SUPPLIED RECORDS:
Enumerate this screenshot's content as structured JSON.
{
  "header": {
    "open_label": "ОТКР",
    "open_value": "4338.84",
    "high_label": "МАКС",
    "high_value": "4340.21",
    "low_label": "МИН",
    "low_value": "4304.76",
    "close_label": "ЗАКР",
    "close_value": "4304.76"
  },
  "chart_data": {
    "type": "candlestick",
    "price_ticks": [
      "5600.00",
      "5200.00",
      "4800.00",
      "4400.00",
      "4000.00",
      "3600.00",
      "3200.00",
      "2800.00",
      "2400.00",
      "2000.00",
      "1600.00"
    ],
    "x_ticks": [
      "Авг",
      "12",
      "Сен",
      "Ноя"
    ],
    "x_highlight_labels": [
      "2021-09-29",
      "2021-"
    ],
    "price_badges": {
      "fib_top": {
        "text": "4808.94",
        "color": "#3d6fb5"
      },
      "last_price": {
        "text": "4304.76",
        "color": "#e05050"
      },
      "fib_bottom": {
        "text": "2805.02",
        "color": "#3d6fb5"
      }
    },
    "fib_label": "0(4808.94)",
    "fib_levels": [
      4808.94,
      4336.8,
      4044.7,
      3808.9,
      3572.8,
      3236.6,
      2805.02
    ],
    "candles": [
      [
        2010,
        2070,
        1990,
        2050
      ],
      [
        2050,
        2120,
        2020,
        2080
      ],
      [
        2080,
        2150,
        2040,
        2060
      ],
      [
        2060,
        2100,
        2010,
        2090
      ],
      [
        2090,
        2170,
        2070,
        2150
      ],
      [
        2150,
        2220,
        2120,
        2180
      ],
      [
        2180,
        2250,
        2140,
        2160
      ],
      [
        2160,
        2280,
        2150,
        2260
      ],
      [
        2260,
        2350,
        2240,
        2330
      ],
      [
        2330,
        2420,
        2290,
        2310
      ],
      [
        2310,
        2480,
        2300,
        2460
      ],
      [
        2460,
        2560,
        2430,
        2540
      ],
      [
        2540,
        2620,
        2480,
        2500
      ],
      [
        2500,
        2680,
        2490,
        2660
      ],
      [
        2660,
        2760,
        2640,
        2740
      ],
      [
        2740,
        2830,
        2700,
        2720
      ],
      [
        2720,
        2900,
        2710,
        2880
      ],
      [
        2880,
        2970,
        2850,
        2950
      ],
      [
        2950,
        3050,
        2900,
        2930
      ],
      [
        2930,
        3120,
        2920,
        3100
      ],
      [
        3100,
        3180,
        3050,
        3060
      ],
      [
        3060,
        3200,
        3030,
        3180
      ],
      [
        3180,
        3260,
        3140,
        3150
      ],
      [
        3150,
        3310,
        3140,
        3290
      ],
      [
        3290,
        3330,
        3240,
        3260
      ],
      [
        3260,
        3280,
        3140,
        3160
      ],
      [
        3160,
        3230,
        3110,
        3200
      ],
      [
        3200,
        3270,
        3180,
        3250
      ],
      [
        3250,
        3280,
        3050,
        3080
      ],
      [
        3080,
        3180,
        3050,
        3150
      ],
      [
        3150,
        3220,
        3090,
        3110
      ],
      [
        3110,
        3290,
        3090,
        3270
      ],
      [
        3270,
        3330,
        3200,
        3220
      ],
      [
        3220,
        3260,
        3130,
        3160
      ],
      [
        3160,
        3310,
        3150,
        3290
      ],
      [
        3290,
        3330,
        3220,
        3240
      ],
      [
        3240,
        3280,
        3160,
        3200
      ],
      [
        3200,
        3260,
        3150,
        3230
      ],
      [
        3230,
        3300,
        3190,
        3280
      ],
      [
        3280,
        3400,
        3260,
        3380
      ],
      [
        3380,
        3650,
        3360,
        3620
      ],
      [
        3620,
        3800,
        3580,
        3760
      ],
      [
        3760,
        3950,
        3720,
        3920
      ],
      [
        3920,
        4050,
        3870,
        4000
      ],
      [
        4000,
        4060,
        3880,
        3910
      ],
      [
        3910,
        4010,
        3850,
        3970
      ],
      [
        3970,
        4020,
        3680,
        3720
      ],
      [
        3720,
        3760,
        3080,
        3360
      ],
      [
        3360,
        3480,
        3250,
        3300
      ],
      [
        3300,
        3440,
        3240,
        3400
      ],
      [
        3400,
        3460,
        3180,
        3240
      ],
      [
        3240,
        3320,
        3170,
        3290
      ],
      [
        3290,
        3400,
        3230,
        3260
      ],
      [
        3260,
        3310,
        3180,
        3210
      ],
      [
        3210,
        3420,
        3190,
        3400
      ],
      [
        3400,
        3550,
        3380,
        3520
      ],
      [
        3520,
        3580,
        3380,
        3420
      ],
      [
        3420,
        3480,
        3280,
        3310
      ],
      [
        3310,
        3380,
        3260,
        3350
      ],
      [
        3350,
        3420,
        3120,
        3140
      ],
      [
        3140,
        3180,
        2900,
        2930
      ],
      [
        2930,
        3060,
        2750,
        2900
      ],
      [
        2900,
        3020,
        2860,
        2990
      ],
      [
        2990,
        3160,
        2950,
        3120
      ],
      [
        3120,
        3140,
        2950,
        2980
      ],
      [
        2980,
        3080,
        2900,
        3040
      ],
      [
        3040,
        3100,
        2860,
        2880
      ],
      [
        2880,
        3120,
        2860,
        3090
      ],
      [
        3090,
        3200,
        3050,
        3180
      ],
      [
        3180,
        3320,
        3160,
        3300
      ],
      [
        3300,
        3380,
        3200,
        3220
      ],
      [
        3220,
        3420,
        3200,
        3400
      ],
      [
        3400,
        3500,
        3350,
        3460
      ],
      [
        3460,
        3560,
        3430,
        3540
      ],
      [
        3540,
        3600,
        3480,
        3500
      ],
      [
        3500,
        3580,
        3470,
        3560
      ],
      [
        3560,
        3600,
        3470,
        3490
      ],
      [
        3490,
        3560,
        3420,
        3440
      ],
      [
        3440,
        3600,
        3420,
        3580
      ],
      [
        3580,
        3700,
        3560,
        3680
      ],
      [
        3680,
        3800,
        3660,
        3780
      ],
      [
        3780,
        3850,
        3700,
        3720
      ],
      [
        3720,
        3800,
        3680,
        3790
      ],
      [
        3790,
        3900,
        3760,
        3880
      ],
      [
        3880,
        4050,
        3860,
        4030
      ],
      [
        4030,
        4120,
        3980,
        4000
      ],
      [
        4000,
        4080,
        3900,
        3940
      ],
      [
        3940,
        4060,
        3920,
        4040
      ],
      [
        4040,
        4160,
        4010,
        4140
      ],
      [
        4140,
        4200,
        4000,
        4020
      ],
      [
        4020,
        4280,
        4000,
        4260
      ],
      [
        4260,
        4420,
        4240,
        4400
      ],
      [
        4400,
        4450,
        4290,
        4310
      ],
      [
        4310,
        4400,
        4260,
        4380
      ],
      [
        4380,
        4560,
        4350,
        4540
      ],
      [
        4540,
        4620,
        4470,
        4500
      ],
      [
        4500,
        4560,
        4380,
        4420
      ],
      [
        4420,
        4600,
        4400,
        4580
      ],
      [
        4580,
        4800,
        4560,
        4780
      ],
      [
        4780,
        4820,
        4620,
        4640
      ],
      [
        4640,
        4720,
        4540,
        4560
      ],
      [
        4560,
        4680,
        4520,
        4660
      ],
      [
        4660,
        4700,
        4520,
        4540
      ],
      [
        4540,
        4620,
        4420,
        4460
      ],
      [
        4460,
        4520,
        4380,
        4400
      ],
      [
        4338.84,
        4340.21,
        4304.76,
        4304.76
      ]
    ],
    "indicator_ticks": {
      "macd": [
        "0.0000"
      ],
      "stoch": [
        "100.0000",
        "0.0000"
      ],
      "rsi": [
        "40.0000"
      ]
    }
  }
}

GOAL: Type the whole listing again, unaltered.

ANSWER TO THE EXERCISE:
Enumerate this screenshot's content as structured JSON.
{
  "header": {
    "open_label": "ОТКР",
    "open_value": "4338.84",
    "high_label": "МАКС",
    "high_value": "4340.21",
    "low_label": "МИН",
    "low_value": "4304.76",
    "close_label": "ЗАКР",
    "close_value": "4304.76"
  },
  "chart_data": {
    "type": "candlestick",
    "price_ticks": [
      "5600.00",
      "5200.00",
      "4800.00",
      "4400.00",
      "4000.00",
      "3600.00",
      "3200.00",
      "2800.00",
      "2400.00",
      "2000.00",
      "1600.00"
    ],
    "x_ticks": [
      "Авг",
      "12",
      "Сен",
      "Ноя"
    ],
    "x_highlight_labels": [
      "2021-09-29",
      "2021-"
    ],
    "price_badges": {
      "fib_top": {
        "text": "4808.94",
        "color": "#3d6fb5"
      },
      "last_price": {
        "text": "4304.76",
        "color": "#e05050"
      },
      "fib_bottom": {
        "text": "2805.02",
        "color": "#3d6fb5"
      }
    },
    "fib_label": "0(4808.94)",
    "fib_levels": [
      4808.94,
      4336.8,
      4044.7,
      3808.9,
      3572.8,
      3236.6,
      2805.02
    ],
    "candles": [
      [
        2010,
        2070,
        1990,
        2050
      ],
      [
        2050,
        2120,
        2020,
        2080
      ],
      [
        2080,
        2150,
        2040,
        2060
      ],
      [
        2060,
        2100,
        2010,
        2090
      ],
      [
        2090,
        2170,
        2070,
        2150
      ],
      [
        2150,
        2220,
        2120,
        2180
      ],
      [
        2180,
        2250,
        2140,
        2160
      ],
      [
        2160,
        2280,
        2150,
        2260
      ],
      [
        2260,
        2350,
        2240,
        2330
      ],
      [
        2330,
        2420,
        2290,
        2310
      ],
      [
        2310,
        2480,
        2300,
        2460
      ],
      [
        2460,
        2560,
        2430,
        2540
      ],
      [
        2540,
        2620,
        2480,
        2500
      ],
      [
        2500,
        2680,
        2490,
        2660
      ],
      [
        2660,
        2760,
        2640,
        2740
      ],
      [
        2740,
        2830,
        2700,
        2720
      ],
      [
        2720,
        2900,
        2710,
        2880
      ],
      [
        2880,
        2970,
        2850,
        2950
      ],
      [
        2950,
        3050,
        2900,
        2930
      ],
      [
        2930,
        3120,
        2920,
        3100
      ],
      [
        3100,
        3180,
        3050,
        3060
      ],
      [
        3060,
        3200,
        3030,
        3180
      ],
      [
        3180,
        3260,
        3140,
        3150
      ],
      [
        3150,
        3310,
        3140,
        3290
      ],
      [
        3290,
        3330,
        3240,
        3260
      ],
      [
        3260,
        3280,
        3140,
        3160
      ],
      [
        3160,
        3230,
        3110,
        3200
      ],
      [
        3200,
        3270,
        3180,
        3250
      ],
      [
        3250,
        3280,
        3050,
        3080
      ],
      [
        3080,
        3180,
        3050,
        3150
      ],
      [
        3150,
        3220,
        3090,
        3110
      ],
      [
        3110,
        3290,
        3090,
        3270
      ],
      [
        3270,
        3330,
        3200,
        3220
      ],
      [
        3220,
        3260,
        3130,
        3160
      ],
      [
        3160,
        3310,
        3150,
        3290
      ],
      [
        3290,
        3330,
        3220,
        3240
      ],
      [
        3240,
        3280,
        3160,
        3200
      ],
      [
        3200,
        3260,
        3150,
        3230
      ],
      [
        3230,
        3300,
        3190,
        3280
      ],
      [
        3280,
        3400,
        3260,
        3380
      ],
      [
        3380,
        3650,
        3360,
        3620
      ],
      [
        3620,
        3800,
        3580,
        3760
      ],
      [
        3760,
        3950,
        3720,
        3920
      ],
      [
        3920,
        4050,
        3870,
        4000
      ],
      [
        4000,
        4060,
        3880,
        3910
      ],
      [
        3910,
        4010,
        3850,
        3970
      ],
      [
        3970,
        4020,
        3680,
        3720
      ],
      [
        3720,
        3760,
        3080,
        3360
      ],
      [
        3360,
        3480,
        3250,
        3300
      ],
      [
        3300,
        3440,
        3240,
        3400
      ],
      [
        3400,
        3460,
        3180,
        3240
      ],
      [
        3240,
        3320,
        3170,
        3290
      ],
      [
        3290,
        3400,
        3230,
        3260
      ],
      [
        3260,
        3310,
        3180,
        3210
      ],
      [
        3210,
        3420,
        3190,
        3400
      ],
      [
        3400,
        3550,
        3380,
        3520
      ],
      [
        3520,
        3580,
        3380,
        3420
      ],
      [
        3420,
        3480,
        3280,
        3310
      ],
      [
        3310,
        3380,
        3260,
        3350
      ],
      [
        3350,
        3420,
        3120,
        3140
      ],
      [
        3140,
        3180,
        2900,
        2930
      ],
      [
        2930,
        3060,
        2750,
        2900
      ],
      [
        2900,
        3020,
        2860,
        2990
      ],
      [
        2990,
        3160,
        2950,
        3120
      ],
      [
        3120,
        3140,
        2950,
        2980
      ],
      [
        2980,
        3080,
        2900,
        3040
      ],
      [
        3040,
        3100,
        2860,
        2880
      ],
      [
        2880,
        3120,
        2860,
        3090
      ],
      [
        3090,
        3200,
        3050,
        3180
      ],
      [
        3180,
        3320,
        3160,
        3300
      ],
      [
        3300,
        3380,
        3200,
        3220
      ],
      [
        3220,
        3420,
        3200,
        3400
      ],
      [
        3400,
        3500,
        3350,
        3460
      ],
      [
        3460,
        3560,
        3430,
        3540
      ],
      [
        3540,
        3600,
        3480,
        3500
      ],
      [
        3500,
        3580,
        3470,
        3560
      ],
      [
        3560,
        3600,
        3470,
        3490
      ],
      [
        3490,
        3560,
        3420,
        3440
      ],
      [
        3440,
        3600,
        3420,
        3580
      ],
      [
        3580,
        3700,
        3560,
        3680
      ],
      [
        3680,
        3800,
        3660,
        3780
      ],
      [
        3780,
        3850,
        3700,
        3720
      ],
      [
        3720,
        3800,
        3680,
        3790
      ],
      [
        3790,
        3900,
        3760,
        3880
      ],
      [
        3880,
        4050,
        3860,
        4030
      ],
      [
        4030,
        4120,
        3980,
        4000
      ],
      [
        4000,
        4080,
        3900,
        3940
      ],
      [
        3940,
        4060,
        3920,
        4040
      ],
      [
        4040,
        4160,
        4010,
        4140
      ],
      [
        4140,
        4200,
        4000,
        4020
      ],
      [
        4020,
        4280,
        4000,
        4260
      ],
      [
        4260,
        4420,
        4240,
        4400
      ],
      [
        4400,
        4450,
        4290,
        4310
      ],
      [
        4310,
        4400,
        4260,
        4380
      ],
      [
        4380,
        4560,
        4350,
        4540
      ],
      [
        4540,
        4620,
        4470,
        4500
      ],
      [
        4500,
        4560,
        4380,
        4420
      ],
      [
        4420,
        4600,
        4400,
        4580
      ],
      [
        4580,
        4800,
        4560,
        4780
      ],
      [
        4780,
        4820,
        4620,
        4640
      ],
      [
        4640,
        4720,
        4540,
        4560
      ],
      [
        4560,
        4680,
        4520,
        4660
      ],
      [
        4660,
        4700,
        4520,
        4540
      ],
      [
        4540,
        4620,
        4420,
        4460
      ],
      [
        4460,
        4520,
        4380,
        4400
      ],
      [
        4338.84,
        4340.21,
        4304.76,
        4304.76
      ]
    ],
    "indicator_ticks": {
      "macd": [
        "0.0000"
      ],
      "stoch": [
        "100.0000",
        "0.0000"
      ],
      "rsi": [
        "40.0000"
      ]
    }
  }
}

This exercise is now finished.